Make an exact copy of the records, with the images left out.

Provided data =
[start]
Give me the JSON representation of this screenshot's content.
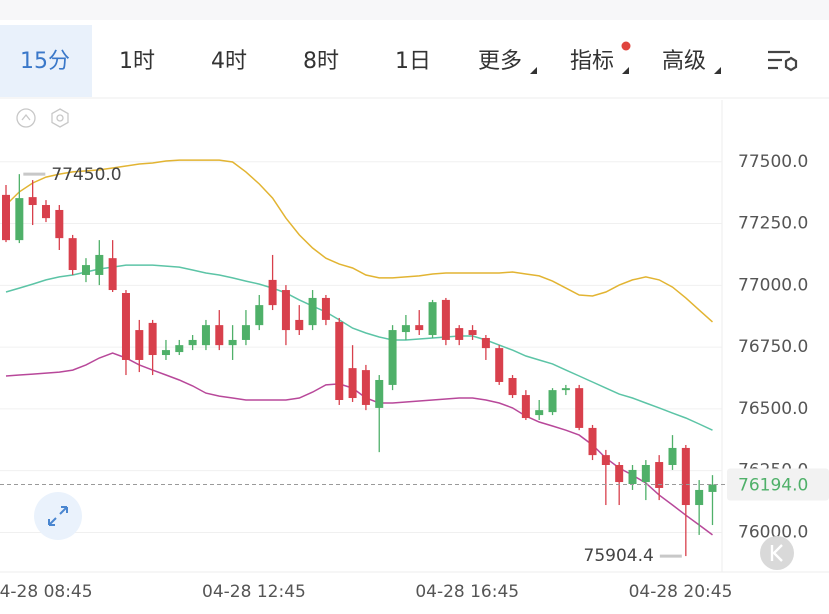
{
  "toolbar": {
    "tabs": [
      "15分",
      "1时",
      "4时",
      "8时",
      "1日",
      "更多",
      "指标",
      "高级"
    ],
    "active": 0
  },
  "chart_data": {
    "type": "candlestick",
    "categories": [
      null,
      null,
      "04-28 08:45",
      null,
      null,
      null,
      null,
      null,
      null,
      null,
      null,
      null,
      null,
      null,
      null,
      null,
      null,
      null,
      "04-28 12:45",
      null,
      null,
      null,
      null,
      null,
      null,
      null,
      null,
      null,
      null,
      null,
      null,
      null,
      null,
      null,
      "04-28 16:45",
      null,
      null,
      null,
      null,
      null,
      null,
      null,
      null,
      null,
      null,
      null,
      null,
      null,
      null,
      null,
      "04-28 20:45",
      null,
      null,
      null
    ],
    "open": [
      77366,
      77183,
      77357,
      77325,
      77305,
      77191,
      77042,
      77042,
      77110,
      76969,
      76819,
      76848,
      76718,
      76730,
      76758,
      76758,
      76839,
      76758,
      76779,
      76839,
      77022,
      76981,
      76860,
      76839,
      76949,
      76852,
      76665,
      76657,
      76504,
      76597,
      76811,
      76839,
      76799,
      76941,
      76827,
      76819,
      76787,
      76746,
      76625,
      76556,
      76475,
      76487,
      76576,
      76584,
      76423,
      76313,
      76273,
      76196,
      76204,
      76285,
      76273,
      76342,
      76111,
      76164
    ],
    "high": [
      77406,
      77450,
      77426,
      77345,
      77325,
      77204,
      77110,
      77183,
      77183,
      76981,
      76860,
      76860,
      76779,
      76779,
      76799,
      76860,
      76900,
      76839,
      76900,
      76961,
      77123,
      77001,
      76920,
      76981,
      76961,
      76868,
      76758,
      76678,
      76637,
      76839,
      76880,
      76900,
      76941,
      76949,
      76839,
      76839,
      76799,
      76758,
      76637,
      76576,
      76536,
      76584,
      76597,
      76597,
      76435,
      76334,
      76285,
      76273,
      76293,
      76313,
      76394,
      76354,
      76212,
      76232
    ],
    "low": [
      77175,
      77171,
      77244,
      77256,
      77143,
      77042,
      77013,
      77001,
      76973,
      76637,
      76649,
      76637,
      76698,
      76718,
      76738,
      76738,
      76738,
      76698,
      76758,
      76819,
      76900,
      76758,
      76799,
      76819,
      76839,
      76516,
      76528,
      76495,
      76325,
      76576,
      76779,
      76799,
      76787,
      76758,
      76758,
      76779,
      76698,
      76597,
      76544,
      76455,
      76455,
      76475,
      76556,
      76414,
      76293,
      76111,
      76111,
      76172,
      76131,
      76131,
      76253,
      75904.4,
      75990,
      76030
    ],
    "close": [
      77183,
      77353,
      77325,
      77272,
      77191,
      77062,
      77082,
      77123,
      76981,
      76698,
      76698,
      76718,
      76738,
      76758,
      76779,
      76839,
      76758,
      76779,
      76839,
      76920,
      76920,
      76819,
      76819,
      76949,
      76860,
      76536,
      76544,
      76516,
      76617,
      76819,
      76839,
      76819,
      76932,
      76779,
      76779,
      76799,
      76746,
      76609,
      76556,
      76463,
      76495,
      76576,
      76584,
      76423,
      76313,
      76273,
      76204,
      76253,
      76273,
      76180,
      76342,
      76111,
      76172,
      76194
    ],
    "up_color": "#4fb069",
    "down_color": "#d8404c",
    "overlays": [
      {
        "color": "#e2b432",
        "values": [
          77325,
          77378,
          77414,
          77438,
          77450,
          77459,
          77463,
          77467,
          77475,
          77483,
          77491,
          77495,
          77503,
          77507,
          77507,
          77507,
          77507,
          77499,
          77459,
          77410,
          77353,
          77272,
          77204,
          77151,
          77110,
          77086,
          77070,
          77042,
          77030,
          77030,
          77034,
          77038,
          77046,
          77050,
          77050,
          77050,
          77050,
          77050,
          77054,
          77046,
          77038,
          77017,
          76989,
          76961,
          76957,
          76973,
          77001,
          77022,
          77034,
          77022,
          76993,
          76949,
          76900,
          76852
        ]
      },
      {
        "color": "#5cc4a6",
        "values": [
          76973,
          76989,
          77005,
          77022,
          77034,
          77042,
          77054,
          77066,
          77074,
          77082,
          77082,
          77082,
          77078,
          77074,
          77062,
          77050,
          77042,
          77030,
          77017,
          77005,
          76989,
          76969,
          76941,
          76916,
          76892,
          76860,
          76827,
          76807,
          76791,
          76779,
          76779,
          76783,
          76787,
          76791,
          76795,
          76795,
          76779,
          76758,
          76738,
          76714,
          76698,
          76682,
          76657,
          76633,
          76609,
          76584,
          76560,
          76544,
          76524,
          76504,
          76483,
          76463,
          76439,
          76414
        ]
      },
      {
        "color": "#b8489a",
        "values": [
          76633,
          76637,
          76641,
          76645,
          76649,
          76657,
          76678,
          76706,
          76726,
          76706,
          76678,
          76657,
          76637,
          76617,
          76593,
          76564,
          76552,
          76544,
          76536,
          76536,
          76536,
          76536,
          76544,
          76568,
          76597,
          76601,
          76584,
          76544,
          76524,
          76524,
          76528,
          76532,
          76536,
          76540,
          76544,
          76544,
          76536,
          76524,
          76504,
          76471,
          76447,
          76431,
          76414,
          76394,
          76354,
          76301,
          76261,
          76232,
          76200,
          76151,
          76111,
          76070,
          76030,
          75990
        ]
      }
    ],
    "ylim": [
      75840,
      77750
    ],
    "yticks": [
      {
        "value": 76000,
        "label": "76000.0"
      },
      {
        "value": 76250,
        "label": "76250.0"
      },
      {
        "value": 76500,
        "label": "76500.0"
      },
      {
        "value": 76750,
        "label": "76750.0"
      },
      {
        "value": 77000,
        "label": "77000.0"
      },
      {
        "value": 77250,
        "label": "77250.0"
      },
      {
        "value": 77500,
        "label": "77500.0"
      }
    ],
    "grid": true,
    "high_label": "77450.0",
    "low_label": "75904.4",
    "last_label": "76194.0"
  }
}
[end]
Answer =
Give me the JSON representation of this screenshot's content.
{
  "toolbar": {
    "tabs": [
      "15分",
      "1时",
      "4时",
      "8时",
      "1日",
      "更多",
      "指标",
      "高级"
    ],
    "active": 0
  },
  "chart_data": {
    "type": "candlestick",
    "categories": [
      null,
      null,
      "04-28 08:45",
      null,
      null,
      null,
      null,
      null,
      null,
      null,
      null,
      null,
      null,
      null,
      null,
      null,
      null,
      null,
      "04-28 12:45",
      null,
      null,
      null,
      null,
      null,
      null,
      null,
      null,
      null,
      null,
      null,
      null,
      null,
      null,
      null,
      "04-28 16:45",
      null,
      null,
      null,
      null,
      null,
      null,
      null,
      null,
      null,
      null,
      null,
      null,
      null,
      null,
      null,
      "04-28 20:45",
      null,
      null,
      null
    ],
    "open": [
      77366,
      77183,
      77357,
      77325,
      77305,
      77191,
      77042,
      77042,
      77110,
      76969,
      76819,
      76848,
      76718,
      76730,
      76758,
      76758,
      76839,
      76758,
      76779,
      76839,
      77022,
      76981,
      76860,
      76839,
      76949,
      76852,
      76665,
      76657,
      76504,
      76597,
      76811,
      76839,
      76799,
      76941,
      76827,
      76819,
      76787,
      76746,
      76625,
      76556,
      76475,
      76487,
      76576,
      76584,
      76423,
      76313,
      76273,
      76196,
      76204,
      76285,
      76273,
      76342,
      76111,
      76164
    ],
    "high": [
      77406,
      77450,
      77426,
      77345,
      77325,
      77204,
      77110,
      77183,
      77183,
      76981,
      76860,
      76860,
      76779,
      76779,
      76799,
      76860,
      76900,
      76839,
      76900,
      76961,
      77123,
      77001,
      76920,
      76981,
      76961,
      76868,
      76758,
      76678,
      76637,
      76839,
      76880,
      76900,
      76941,
      76949,
      76839,
      76839,
      76799,
      76758,
      76637,
      76576,
      76536,
      76584,
      76597,
      76597,
      76435,
      76334,
      76285,
      76273,
      76293,
      76313,
      76394,
      76354,
      76212,
      76232
    ],
    "low": [
      77175,
      77171,
      77244,
      77256,
      77143,
      77042,
      77013,
      77001,
      76973,
      76637,
      76649,
      76637,
      76698,
      76718,
      76738,
      76738,
      76738,
      76698,
      76758,
      76819,
      76900,
      76758,
      76799,
      76819,
      76839,
      76516,
      76528,
      76495,
      76325,
      76576,
      76779,
      76799,
      76787,
      76758,
      76758,
      76779,
      76698,
      76597,
      76544,
      76455,
      76455,
      76475,
      76556,
      76414,
      76293,
      76111,
      76111,
      76172,
      76131,
      76131,
      76253,
      75904.4,
      75990,
      76030
    ],
    "close": [
      77183,
      77353,
      77325,
      77272,
      77191,
      77062,
      77082,
      77123,
      76981,
      76698,
      76698,
      76718,
      76738,
      76758,
      76779,
      76839,
      76758,
      76779,
      76839,
      76920,
      76920,
      76819,
      76819,
      76949,
      76860,
      76536,
      76544,
      76516,
      76617,
      76819,
      76839,
      76819,
      76932,
      76779,
      76779,
      76799,
      76746,
      76609,
      76556,
      76463,
      76495,
      76576,
      76584,
      76423,
      76313,
      76273,
      76204,
      76253,
      76273,
      76180,
      76342,
      76111,
      76172,
      76194
    ],
    "up_color": "#4fb069",
    "down_color": "#d8404c",
    "overlays": [
      {
        "color": "#e2b432",
        "values": [
          77325,
          77378,
          77414,
          77438,
          77450,
          77459,
          77463,
          77467,
          77475,
          77483,
          77491,
          77495,
          77503,
          77507,
          77507,
          77507,
          77507,
          77499,
          77459,
          77410,
          77353,
          77272,
          77204,
          77151,
          77110,
          77086,
          77070,
          77042,
          77030,
          77030,
          77034,
          77038,
          77046,
          77050,
          77050,
          77050,
          77050,
          77050,
          77054,
          77046,
          77038,
          77017,
          76989,
          76961,
          76957,
          76973,
          77001,
          77022,
          77034,
          77022,
          76993,
          76949,
          76900,
          76852
        ]
      },
      {
        "color": "#5cc4a6",
        "values": [
          76973,
          76989,
          77005,
          77022,
          77034,
          77042,
          77054,
          77066,
          77074,
          77082,
          77082,
          77082,
          77078,
          77074,
          77062,
          77050,
          77042,
          77030,
          77017,
          77005,
          76989,
          76969,
          76941,
          76916,
          76892,
          76860,
          76827,
          76807,
          76791,
          76779,
          76779,
          76783,
          76787,
          76791,
          76795,
          76795,
          76779,
          76758,
          76738,
          76714,
          76698,
          76682,
          76657,
          76633,
          76609,
          76584,
          76560,
          76544,
          76524,
          76504,
          76483,
          76463,
          76439,
          76414
        ]
      },
      {
        "color": "#b8489a",
        "values": [
          76633,
          76637,
          76641,
          76645,
          76649,
          76657,
          76678,
          76706,
          76726,
          76706,
          76678,
          76657,
          76637,
          76617,
          76593,
          76564,
          76552,
          76544,
          76536,
          76536,
          76536,
          76536,
          76544,
          76568,
          76597,
          76601,
          76584,
          76544,
          76524,
          76524,
          76528,
          76532,
          76536,
          76540,
          76544,
          76544,
          76536,
          76524,
          76504,
          76471,
          76447,
          76431,
          76414,
          76394,
          76354,
          76301,
          76261,
          76232,
          76200,
          76151,
          76111,
          76070,
          76030,
          75990
        ]
      }
    ],
    "ylim": [
      75840,
      77750
    ],
    "yticks": [
      {
        "value": 76000,
        "label": "76000.0"
      },
      {
        "value": 76250,
        "label": "76250.0"
      },
      {
        "value": 76500,
        "label": "76500.0"
      },
      {
        "value": 76750,
        "label": "76750.0"
      },
      {
        "value": 77000,
        "label": "77000.0"
      },
      {
        "value": 77250,
        "label": "77250.0"
      },
      {
        "value": 77500,
        "label": "77500.0"
      }
    ],
    "grid": true,
    "high_label": "77450.0",
    "low_label": "75904.4",
    "last_label": "76194.0"
  }
}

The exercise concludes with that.